Your objective: From the entries below, gather every line containing the string "defined".

Record set:

● ● ●

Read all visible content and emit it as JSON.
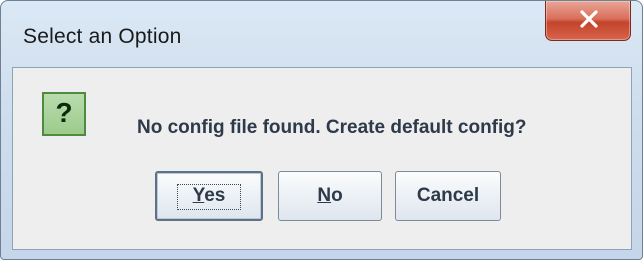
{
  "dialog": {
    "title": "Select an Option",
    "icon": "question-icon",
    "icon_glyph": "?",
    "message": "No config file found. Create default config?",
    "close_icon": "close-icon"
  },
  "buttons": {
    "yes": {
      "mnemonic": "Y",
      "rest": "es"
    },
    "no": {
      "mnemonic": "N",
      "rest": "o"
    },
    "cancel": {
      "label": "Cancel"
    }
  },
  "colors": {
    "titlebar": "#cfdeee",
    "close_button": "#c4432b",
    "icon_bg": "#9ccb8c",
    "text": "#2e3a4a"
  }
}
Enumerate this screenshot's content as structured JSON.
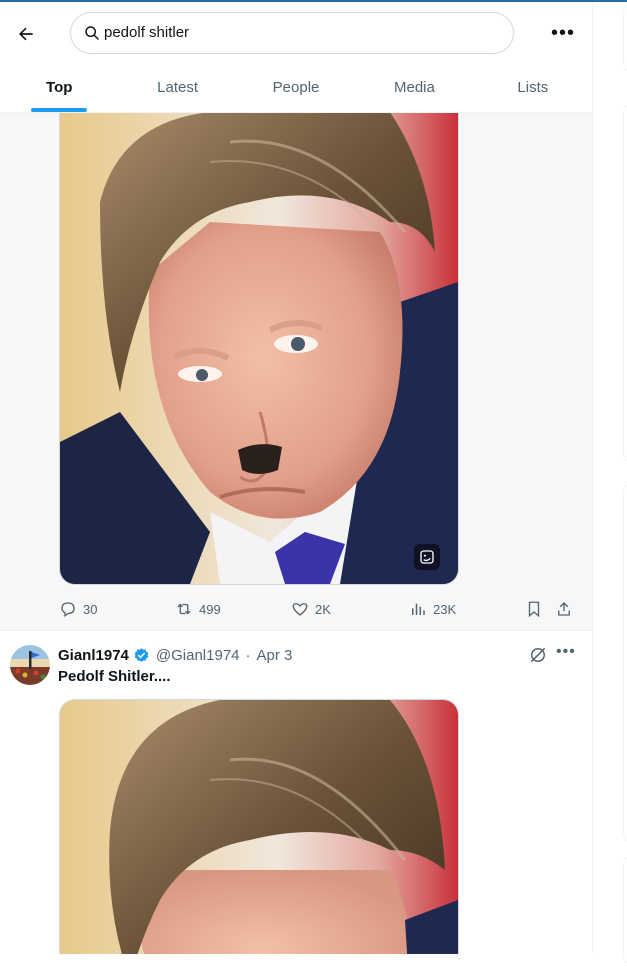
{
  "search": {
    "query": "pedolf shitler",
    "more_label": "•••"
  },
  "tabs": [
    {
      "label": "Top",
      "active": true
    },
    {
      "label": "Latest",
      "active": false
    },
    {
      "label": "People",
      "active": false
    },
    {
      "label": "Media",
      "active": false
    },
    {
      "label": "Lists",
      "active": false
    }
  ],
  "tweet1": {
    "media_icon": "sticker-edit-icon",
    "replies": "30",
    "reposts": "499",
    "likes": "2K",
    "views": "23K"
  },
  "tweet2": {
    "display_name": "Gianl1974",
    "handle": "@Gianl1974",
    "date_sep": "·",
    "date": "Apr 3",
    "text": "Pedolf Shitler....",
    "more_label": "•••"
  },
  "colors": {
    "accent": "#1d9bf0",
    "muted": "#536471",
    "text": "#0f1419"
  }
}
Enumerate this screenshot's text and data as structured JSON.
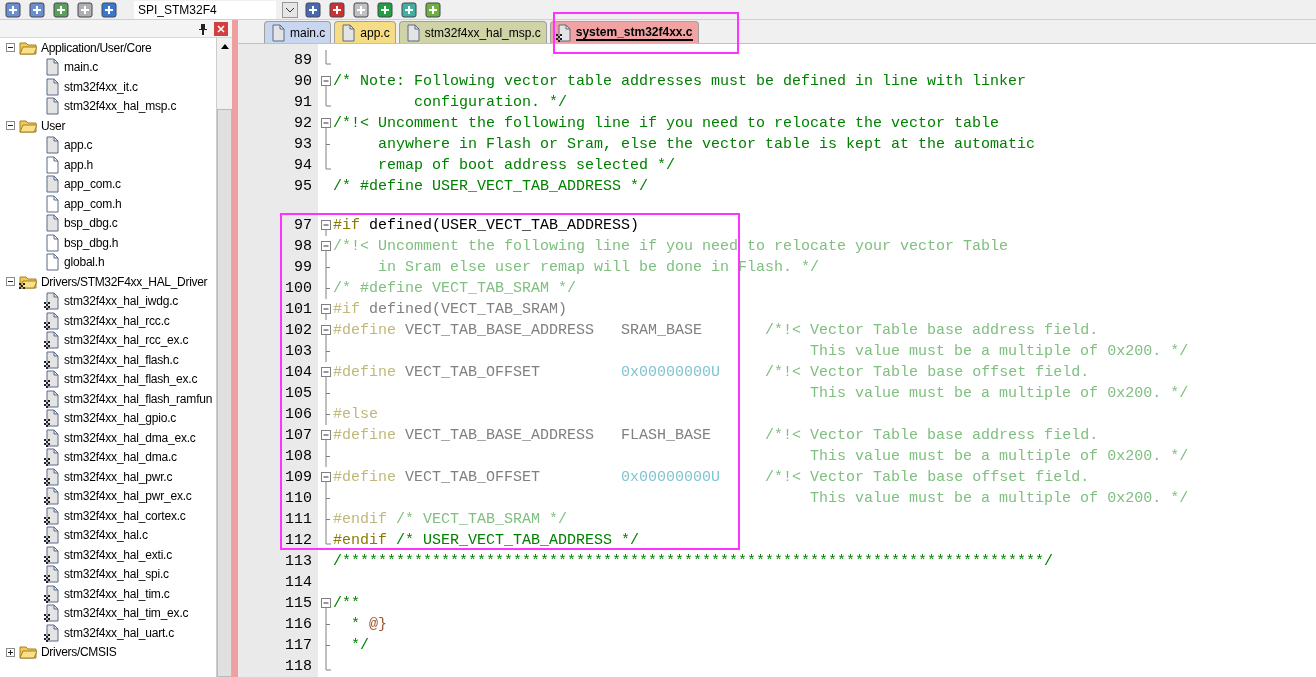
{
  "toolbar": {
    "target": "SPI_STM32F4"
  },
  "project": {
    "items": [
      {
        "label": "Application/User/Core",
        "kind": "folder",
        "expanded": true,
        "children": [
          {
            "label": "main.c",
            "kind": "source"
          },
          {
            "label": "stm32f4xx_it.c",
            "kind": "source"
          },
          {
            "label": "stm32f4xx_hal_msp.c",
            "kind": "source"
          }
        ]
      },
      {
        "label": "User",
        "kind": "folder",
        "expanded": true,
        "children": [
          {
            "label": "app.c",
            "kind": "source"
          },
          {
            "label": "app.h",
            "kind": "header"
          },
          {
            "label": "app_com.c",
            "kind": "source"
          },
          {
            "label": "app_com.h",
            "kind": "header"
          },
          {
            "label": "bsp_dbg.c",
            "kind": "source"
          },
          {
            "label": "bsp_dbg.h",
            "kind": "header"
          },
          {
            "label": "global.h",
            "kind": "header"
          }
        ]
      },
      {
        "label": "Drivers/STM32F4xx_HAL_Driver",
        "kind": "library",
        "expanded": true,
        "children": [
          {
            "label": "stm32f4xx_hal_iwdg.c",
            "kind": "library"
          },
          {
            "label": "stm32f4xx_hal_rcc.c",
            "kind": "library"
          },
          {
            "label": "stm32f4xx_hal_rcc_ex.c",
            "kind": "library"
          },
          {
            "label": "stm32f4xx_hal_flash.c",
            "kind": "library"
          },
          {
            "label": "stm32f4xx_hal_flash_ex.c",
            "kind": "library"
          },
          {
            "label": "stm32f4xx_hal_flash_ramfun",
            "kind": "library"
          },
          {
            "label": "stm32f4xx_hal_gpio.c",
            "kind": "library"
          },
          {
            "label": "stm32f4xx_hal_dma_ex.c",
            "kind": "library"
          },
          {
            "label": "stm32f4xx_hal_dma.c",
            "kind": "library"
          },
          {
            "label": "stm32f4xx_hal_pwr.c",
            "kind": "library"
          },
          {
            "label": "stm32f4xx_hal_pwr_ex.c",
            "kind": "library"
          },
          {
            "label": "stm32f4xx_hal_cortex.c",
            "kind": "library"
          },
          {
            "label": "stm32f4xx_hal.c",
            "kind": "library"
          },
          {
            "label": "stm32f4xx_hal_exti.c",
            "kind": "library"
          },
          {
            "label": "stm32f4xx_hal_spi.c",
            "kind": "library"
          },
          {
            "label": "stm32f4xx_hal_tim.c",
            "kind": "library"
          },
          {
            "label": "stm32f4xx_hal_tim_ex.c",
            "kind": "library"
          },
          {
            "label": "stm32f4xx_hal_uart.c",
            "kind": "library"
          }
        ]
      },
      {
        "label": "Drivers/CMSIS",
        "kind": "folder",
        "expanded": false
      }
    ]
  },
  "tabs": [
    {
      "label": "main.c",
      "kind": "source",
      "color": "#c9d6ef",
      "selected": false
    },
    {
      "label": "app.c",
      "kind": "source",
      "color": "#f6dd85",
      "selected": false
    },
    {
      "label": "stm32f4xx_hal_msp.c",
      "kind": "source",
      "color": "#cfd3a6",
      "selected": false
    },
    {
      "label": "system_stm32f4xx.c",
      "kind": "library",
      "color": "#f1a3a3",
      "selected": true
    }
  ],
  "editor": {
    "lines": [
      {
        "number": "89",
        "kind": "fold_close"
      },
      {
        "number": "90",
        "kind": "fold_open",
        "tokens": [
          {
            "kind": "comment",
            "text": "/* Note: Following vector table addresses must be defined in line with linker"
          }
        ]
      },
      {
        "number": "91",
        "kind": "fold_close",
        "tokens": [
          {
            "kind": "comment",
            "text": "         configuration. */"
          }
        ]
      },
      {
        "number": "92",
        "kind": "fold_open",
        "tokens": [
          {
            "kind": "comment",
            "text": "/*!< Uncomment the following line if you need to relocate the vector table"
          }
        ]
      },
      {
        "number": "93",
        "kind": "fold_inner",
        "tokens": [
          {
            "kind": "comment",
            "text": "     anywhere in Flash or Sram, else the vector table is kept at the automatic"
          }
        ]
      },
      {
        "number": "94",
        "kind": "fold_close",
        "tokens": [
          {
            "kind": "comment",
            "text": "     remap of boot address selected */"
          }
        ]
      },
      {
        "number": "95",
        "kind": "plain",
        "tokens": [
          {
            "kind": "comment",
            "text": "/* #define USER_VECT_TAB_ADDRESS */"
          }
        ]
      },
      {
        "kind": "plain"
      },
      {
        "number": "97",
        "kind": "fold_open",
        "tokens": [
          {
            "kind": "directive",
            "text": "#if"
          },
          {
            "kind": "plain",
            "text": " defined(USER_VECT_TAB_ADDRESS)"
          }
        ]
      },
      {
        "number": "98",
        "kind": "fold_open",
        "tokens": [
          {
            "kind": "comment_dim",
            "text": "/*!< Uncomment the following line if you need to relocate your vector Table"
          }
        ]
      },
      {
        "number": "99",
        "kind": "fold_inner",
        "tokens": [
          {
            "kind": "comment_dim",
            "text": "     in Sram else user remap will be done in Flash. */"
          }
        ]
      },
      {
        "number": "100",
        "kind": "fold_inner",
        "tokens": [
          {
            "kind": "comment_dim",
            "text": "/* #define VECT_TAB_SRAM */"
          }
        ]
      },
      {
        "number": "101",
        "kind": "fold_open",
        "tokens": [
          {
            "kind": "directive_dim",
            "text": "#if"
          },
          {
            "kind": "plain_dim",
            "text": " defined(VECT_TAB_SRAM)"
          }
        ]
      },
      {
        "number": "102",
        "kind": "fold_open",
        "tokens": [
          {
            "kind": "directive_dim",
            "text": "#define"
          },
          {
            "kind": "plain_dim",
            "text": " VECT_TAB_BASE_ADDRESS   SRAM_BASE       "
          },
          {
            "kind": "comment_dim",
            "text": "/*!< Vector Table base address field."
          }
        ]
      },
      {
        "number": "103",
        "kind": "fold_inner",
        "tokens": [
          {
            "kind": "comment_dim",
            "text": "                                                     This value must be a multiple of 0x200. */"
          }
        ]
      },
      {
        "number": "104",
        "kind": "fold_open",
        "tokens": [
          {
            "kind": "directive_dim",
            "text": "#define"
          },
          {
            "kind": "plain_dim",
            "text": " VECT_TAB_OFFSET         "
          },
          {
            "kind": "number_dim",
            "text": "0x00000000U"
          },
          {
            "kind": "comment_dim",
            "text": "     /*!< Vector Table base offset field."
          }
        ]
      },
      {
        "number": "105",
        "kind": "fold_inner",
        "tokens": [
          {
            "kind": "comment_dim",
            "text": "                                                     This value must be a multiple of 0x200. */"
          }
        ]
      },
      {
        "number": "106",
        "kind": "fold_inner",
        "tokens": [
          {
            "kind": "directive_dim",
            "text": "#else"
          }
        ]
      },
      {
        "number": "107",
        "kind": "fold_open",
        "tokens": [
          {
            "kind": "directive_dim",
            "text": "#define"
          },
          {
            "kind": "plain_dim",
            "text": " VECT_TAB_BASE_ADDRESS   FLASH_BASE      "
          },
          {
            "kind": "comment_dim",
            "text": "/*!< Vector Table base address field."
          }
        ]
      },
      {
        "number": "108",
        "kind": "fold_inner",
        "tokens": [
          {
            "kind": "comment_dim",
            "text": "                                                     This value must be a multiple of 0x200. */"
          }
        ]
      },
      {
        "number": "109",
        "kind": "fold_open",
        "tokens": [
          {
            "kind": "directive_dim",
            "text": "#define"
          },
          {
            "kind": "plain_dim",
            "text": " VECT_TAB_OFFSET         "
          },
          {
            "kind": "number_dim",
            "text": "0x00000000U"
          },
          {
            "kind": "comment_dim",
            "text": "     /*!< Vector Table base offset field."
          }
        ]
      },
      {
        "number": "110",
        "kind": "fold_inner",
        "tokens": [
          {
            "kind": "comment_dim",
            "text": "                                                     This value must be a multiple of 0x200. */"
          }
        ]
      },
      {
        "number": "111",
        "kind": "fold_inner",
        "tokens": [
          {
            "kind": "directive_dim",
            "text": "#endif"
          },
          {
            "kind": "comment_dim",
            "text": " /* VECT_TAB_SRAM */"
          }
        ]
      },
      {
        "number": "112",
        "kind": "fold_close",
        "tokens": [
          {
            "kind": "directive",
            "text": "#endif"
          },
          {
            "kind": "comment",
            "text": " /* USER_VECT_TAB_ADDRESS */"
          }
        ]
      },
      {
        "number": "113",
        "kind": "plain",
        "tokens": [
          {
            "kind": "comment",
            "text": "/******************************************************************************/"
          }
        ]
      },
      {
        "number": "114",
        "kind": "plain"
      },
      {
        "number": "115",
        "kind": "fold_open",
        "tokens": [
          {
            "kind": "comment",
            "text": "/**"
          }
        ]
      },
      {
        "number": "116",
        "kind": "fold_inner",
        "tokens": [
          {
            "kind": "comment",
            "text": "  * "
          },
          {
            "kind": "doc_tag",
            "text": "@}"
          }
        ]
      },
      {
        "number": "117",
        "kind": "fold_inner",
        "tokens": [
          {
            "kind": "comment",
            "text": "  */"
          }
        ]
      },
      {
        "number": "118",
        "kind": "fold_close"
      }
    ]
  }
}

● ● ●

Exercise solution:
            "text": "/* Note: Following vector table addresses must be defined in line with linker"
            "text": " defined(USER_VECT_TAB_ADDRESS)"
            "text": " defined(VECT_TAB_SRAM)"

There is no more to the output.